Task = All of the material should be reproduced exactly, with pictures left out.

--- Start of Dataset entries ---

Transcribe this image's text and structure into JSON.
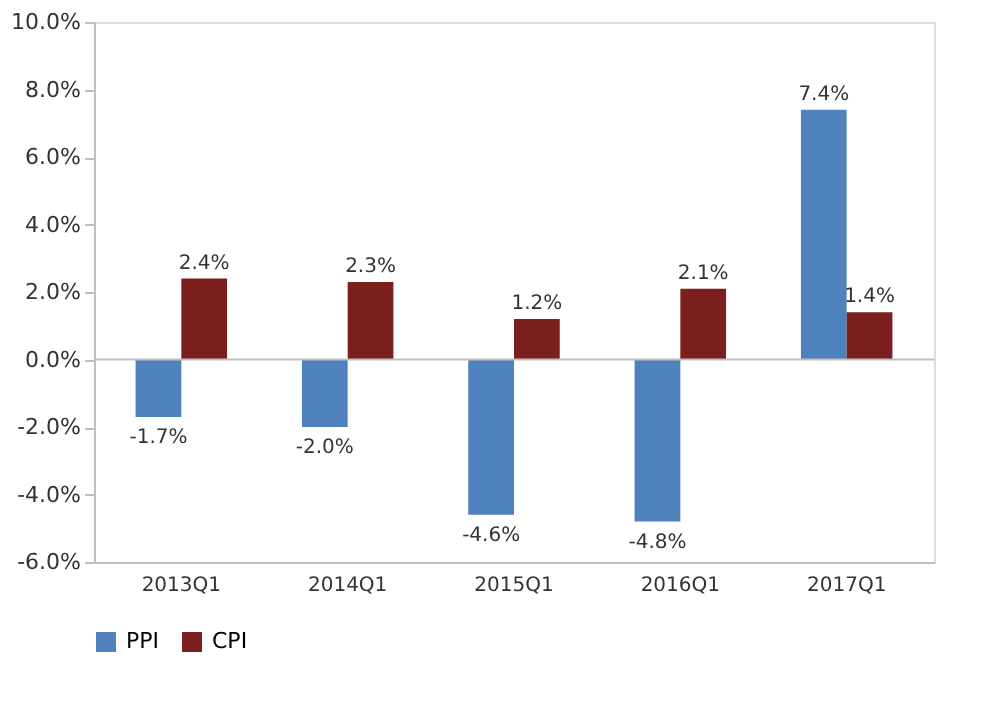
{
  "chart_data": {
    "type": "bar",
    "categories": [
      "2013Q1",
      "2014Q1",
      "2015Q1",
      "2016Q1",
      "2017Q1"
    ],
    "series": [
      {
        "name": "PPI",
        "color": "#4f81bd",
        "values": [
          -1.7,
          -2.0,
          -4.6,
          -4.8,
          7.4
        ],
        "value_labels": [
          "-1.7%",
          "-2.0%",
          "-4.6%",
          "-4.8%",
          "7.4%"
        ]
      },
      {
        "name": "CPI",
        "color": "#7b1f1f",
        "values": [
          2.4,
          2.3,
          1.2,
          2.1,
          1.4
        ],
        "value_labels": [
          "2.4%",
          "2.3%",
          "1.2%",
          "2.1%",
          "1.4%"
        ]
      }
    ],
    "ylim": [
      -6,
      10
    ],
    "yticks": [
      {
        "value": -6,
        "label": "-6.0%"
      },
      {
        "value": -4,
        "label": "-4.0%"
      },
      {
        "value": -2,
        "label": "-2.0%"
      },
      {
        "value": 0,
        "label": "0.0%"
      },
      {
        "value": 2,
        "label": "2.0%"
      },
      {
        "value": 4,
        "label": "4.0%"
      },
      {
        "value": 6,
        "label": "6.0%"
      },
      {
        "value": 8,
        "label": "8.0%"
      },
      {
        "value": 10,
        "label": "10.0%"
      }
    ],
    "legend": "bottom"
  }
}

--- End of Dataset entries ---

Result of this task =
Transcribe this image's text and structure into JSON.
{
  "chart_data": {
    "type": "bar",
    "categories": [
      "2013Q1",
      "2014Q1",
      "2015Q1",
      "2016Q1",
      "2017Q1"
    ],
    "series": [
      {
        "name": "PPI",
        "color": "#4f81bd",
        "values": [
          -1.7,
          -2.0,
          -4.6,
          -4.8,
          7.4
        ],
        "value_labels": [
          "-1.7%",
          "-2.0%",
          "-4.6%",
          "-4.8%",
          "7.4%"
        ]
      },
      {
        "name": "CPI",
        "color": "#7b1f1f",
        "values": [
          2.4,
          2.3,
          1.2,
          2.1,
          1.4
        ],
        "value_labels": [
          "2.4%",
          "2.3%",
          "1.2%",
          "2.1%",
          "1.4%"
        ]
      }
    ],
    "ylim": [
      -6,
      10
    ],
    "yticks": [
      {
        "value": -6,
        "label": "-6.0%"
      },
      {
        "value": -4,
        "label": "-4.0%"
      },
      {
        "value": -2,
        "label": "-2.0%"
      },
      {
        "value": 0,
        "label": "0.0%"
      },
      {
        "value": 2,
        "label": "2.0%"
      },
      {
        "value": 4,
        "label": "4.0%"
      },
      {
        "value": 6,
        "label": "6.0%"
      },
      {
        "value": 8,
        "label": "8.0%"
      },
      {
        "value": 10,
        "label": "10.0%"
      }
    ],
    "legend": "bottom"
  }
}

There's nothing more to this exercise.